_Stated exercise_
Write out each line exactly as given. Leave the pictures out of your copy.

'''

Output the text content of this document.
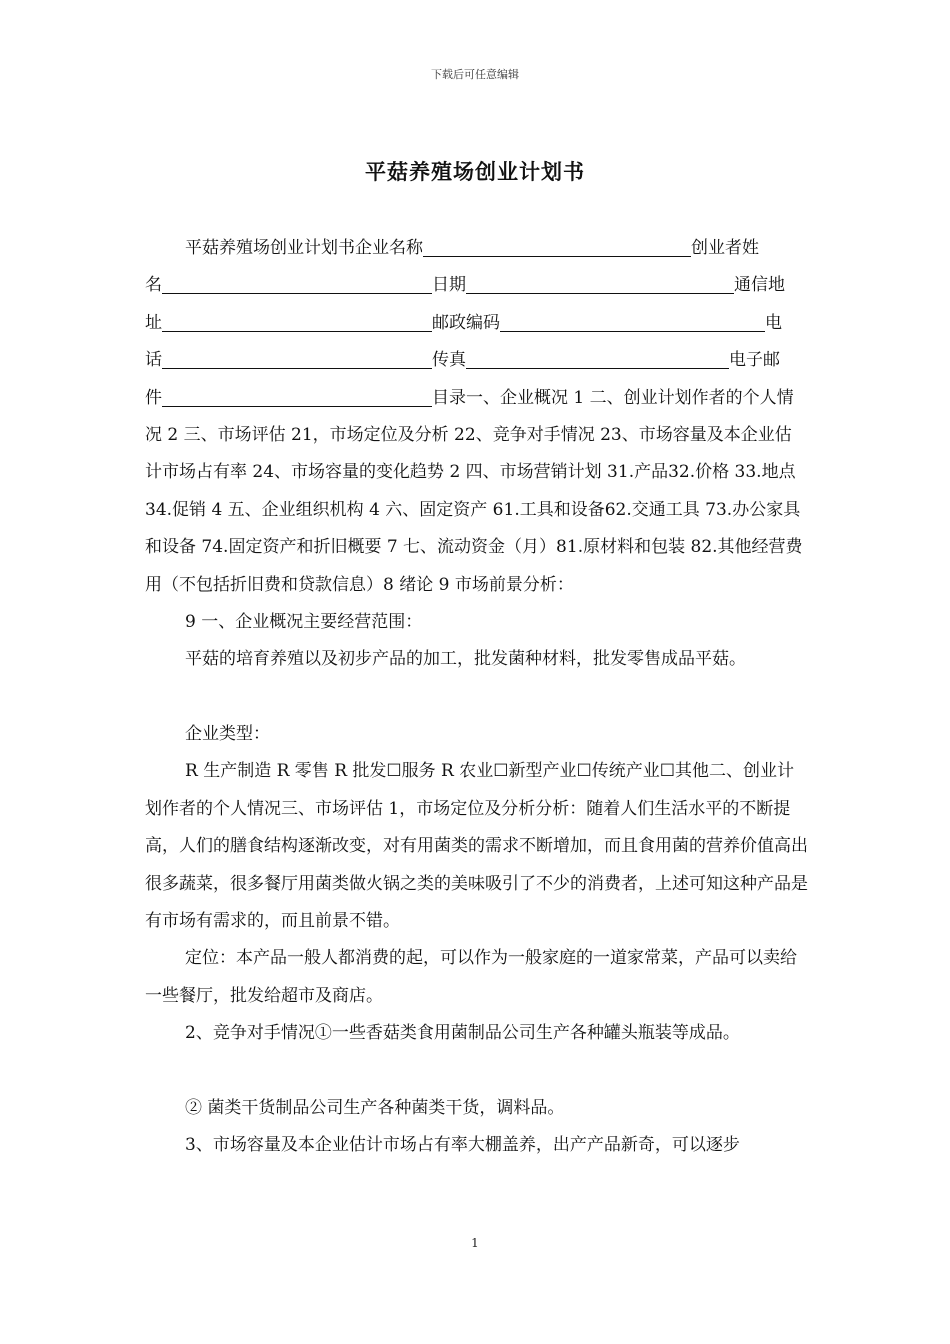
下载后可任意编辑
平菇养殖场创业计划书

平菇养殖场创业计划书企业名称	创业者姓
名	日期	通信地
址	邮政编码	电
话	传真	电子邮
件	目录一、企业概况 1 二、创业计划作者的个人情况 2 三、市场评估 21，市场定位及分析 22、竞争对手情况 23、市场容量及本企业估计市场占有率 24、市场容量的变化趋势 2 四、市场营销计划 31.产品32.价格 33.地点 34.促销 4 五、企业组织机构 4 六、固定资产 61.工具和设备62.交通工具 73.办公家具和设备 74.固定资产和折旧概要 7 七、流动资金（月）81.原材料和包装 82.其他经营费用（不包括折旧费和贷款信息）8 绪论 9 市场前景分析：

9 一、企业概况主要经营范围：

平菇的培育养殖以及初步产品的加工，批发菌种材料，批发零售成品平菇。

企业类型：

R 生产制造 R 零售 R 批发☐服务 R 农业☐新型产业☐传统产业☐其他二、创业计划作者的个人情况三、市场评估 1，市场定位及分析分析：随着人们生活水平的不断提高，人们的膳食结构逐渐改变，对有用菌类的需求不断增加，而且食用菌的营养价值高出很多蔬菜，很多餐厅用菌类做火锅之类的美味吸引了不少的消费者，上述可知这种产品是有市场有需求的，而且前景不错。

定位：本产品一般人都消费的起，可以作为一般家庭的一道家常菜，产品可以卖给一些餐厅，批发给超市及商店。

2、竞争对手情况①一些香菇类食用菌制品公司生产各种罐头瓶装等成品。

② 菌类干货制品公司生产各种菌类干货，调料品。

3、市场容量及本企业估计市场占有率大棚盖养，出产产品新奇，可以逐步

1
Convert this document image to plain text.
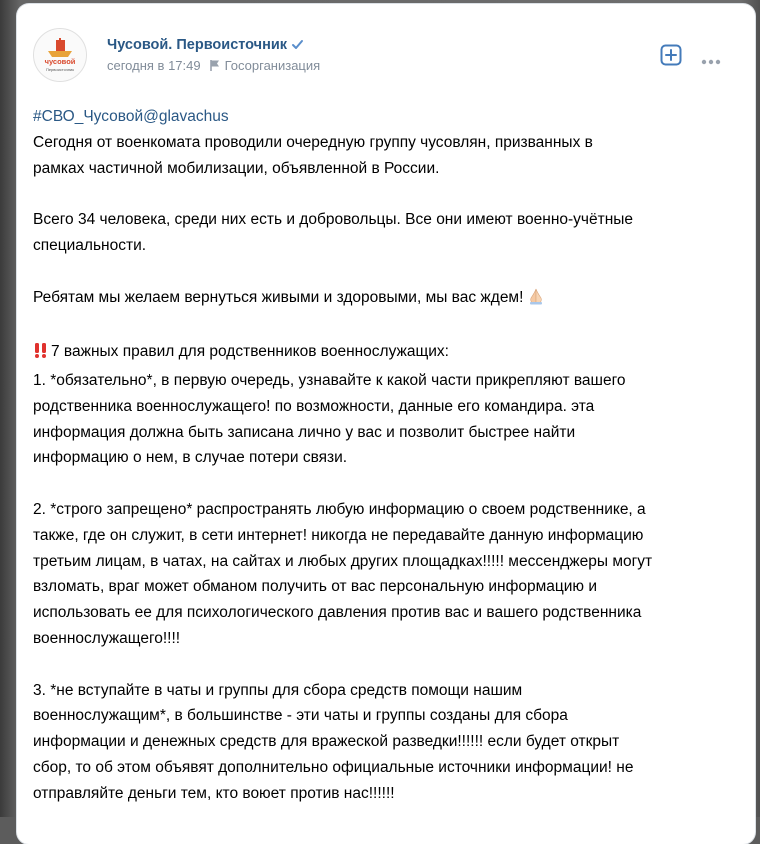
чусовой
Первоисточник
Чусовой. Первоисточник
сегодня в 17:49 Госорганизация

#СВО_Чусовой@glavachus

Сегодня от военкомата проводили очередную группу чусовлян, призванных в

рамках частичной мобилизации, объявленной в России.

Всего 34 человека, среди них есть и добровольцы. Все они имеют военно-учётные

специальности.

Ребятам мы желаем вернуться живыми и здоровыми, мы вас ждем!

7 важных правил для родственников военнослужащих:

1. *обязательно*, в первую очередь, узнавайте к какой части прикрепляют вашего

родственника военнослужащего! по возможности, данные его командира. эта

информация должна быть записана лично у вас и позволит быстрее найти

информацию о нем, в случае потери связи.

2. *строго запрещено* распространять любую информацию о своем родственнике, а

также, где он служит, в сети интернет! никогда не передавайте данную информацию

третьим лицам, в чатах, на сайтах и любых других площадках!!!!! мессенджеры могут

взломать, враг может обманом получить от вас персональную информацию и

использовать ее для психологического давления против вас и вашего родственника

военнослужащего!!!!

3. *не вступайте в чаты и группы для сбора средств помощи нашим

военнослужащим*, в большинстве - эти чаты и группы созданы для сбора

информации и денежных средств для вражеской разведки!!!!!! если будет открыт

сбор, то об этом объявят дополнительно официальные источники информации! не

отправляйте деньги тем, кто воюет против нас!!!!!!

'''

_Output below_
Output the text content of this document.
下载后可任意编辑
平菇养殖场创业计划书

平菇养殖场创业计划书企业名称	创业者姓
名	日期	通信地
址	邮政编码	电
话	传真	电子邮
件	目录一、企业概况 1 二、创业计划作者的个人情况 2 三、市场评估 21，市场定位及分析 22、竞争对手情况 23、市场容量及本企业估计市场占有率 24、市场容量的变化趋势 2 四、市场营销计划 31.产品32.价格 33.地点 34.促销 4 五、企业组织机构 4 六、固定资产 61.工具和设备62.交通工具 73.办公家具和设备 74.固定资产和折旧概要 7 七、流动资金（月）81.原材料和包装 82.其他经营费用（不包括折旧费和贷款信息）8 绪论 9 市场前景分析：

9 一、企业概况主要经营范围：

平菇的培育养殖以及初步产品的加工，批发菌种材料，批发零售成品平菇。

企业类型：

R 生产制造 R 零售 R 批发☐服务 R 农业☐新型产业☐传统产业☐其他二、创业计划作者的个人情况三、市场评估 1，市场定位及分析分析：随着人们生活水平的不断提高，人们的膳食结构逐渐改变，对有用菌类的需求不断增加，而且食用菌的营养价值高出很多蔬菜，很多餐厅用菌类做火锅之类的美味吸引了不少的消费者，上述可知这种产品是有市场有需求的，而且前景不错。

定位：本产品一般人都消费的起，可以作为一般家庭的一道家常菜，产品可以卖给一些餐厅，批发给超市及商店。

2、竞争对手情况①一些香菇类食用菌制品公司生产各种罐头瓶装等成品。

② 菌类干货制品公司生产各种菌类干货，调料品。

3、市场容量及本企业估计市场占有率大棚盖养，出产产品新奇，可以逐步

1
Convert this document image to plain text.
чусовой
Первоисточник
Чусовой. Первоисточник
сегодня в 17:49 Госорганизация

#СВО_Чусовой@glavachus

Сегодня от военкомата проводили очередную группу чусовлян, призванных в

рамках частичной мобилизации, объявленной в России.

Всего 34 человека, среди них есть и добровольцы. Все они имеют военно-учётные

специальности.

Ребятам мы желаем вернуться живыми и здоровыми, мы вас ждем!

7 важных правил для родственников военнослужащих:

1. *обязательно*, в первую очередь, узнавайте к какой части прикрепляют вашего

родственника военнослужащего! по возможности, данные его командира. эта

информация должна быть записана лично у вас и позволит быстрее найти

информацию о нем, в случае потери связи.

2. *строго запрещено* распространять любую информацию о своем родственнике, а

также, где он служит, в сети интернет! никогда не передавайте данную информацию

третьим лицам, в чатах, на сайтах и любых других площадках!!!!! мессенджеры могут

взломать, враг может обманом получить от вас персональную информацию и

использовать ее для психологического давления против вас и вашего родственника

военнослужащего!!!!

3. *не вступайте в чаты и группы для сбора средств помощи нашим

военнослужащим*, в большинстве - эти чаты и группы созданы для сбора

информации и денежных средств для вражеской разведки!!!!!! если будет открыт

сбор, то об этом объявят дополнительно официальные источники информации! не

отправляйте деньги тем, кто воюет против нас!!!!!!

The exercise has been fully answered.